▼
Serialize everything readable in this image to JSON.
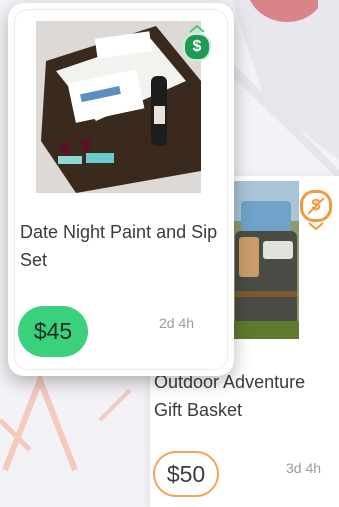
{
  "cards": [
    {
      "title": "Date Night Paint and Sip Set",
      "price": "$45",
      "time": "2d 4h",
      "badge_icon": "dollar-coin-icon",
      "badge_symbol": "$",
      "accent": "#3bd07c"
    },
    {
      "title": "Outdoor Adventure Gift Basket",
      "price": "$50",
      "time": "3d 4h",
      "badge_icon": "no-dollar-coin-icon",
      "badge_symbol": "$",
      "accent": "#f3a45f"
    }
  ],
  "colors": {
    "background": "#f3f2f6",
    "swipe_red": "#ee6a4d",
    "green": "#3bd07c",
    "orange": "#f3a45f"
  }
}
▲
● **Given task**: Without the pictures, print the records in full, exactly as they appear.

● **Output**:
Serialize everything readable in this image to JSON.
{
  "cards": [
    {
      "title": "Date Night Paint and Sip Set",
      "price": "$45",
      "time": "2d 4h",
      "badge_icon": "dollar-coin-icon",
      "badge_symbol": "$",
      "accent": "#3bd07c"
    },
    {
      "title": "Outdoor Adventure Gift Basket",
      "price": "$50",
      "time": "3d 4h",
      "badge_icon": "no-dollar-coin-icon",
      "badge_symbol": "$",
      "accent": "#f3a45f"
    }
  ],
  "colors": {
    "background": "#f3f2f6",
    "swipe_red": "#ee6a4d",
    "green": "#3bd07c",
    "orange": "#f3a45f"
  }
}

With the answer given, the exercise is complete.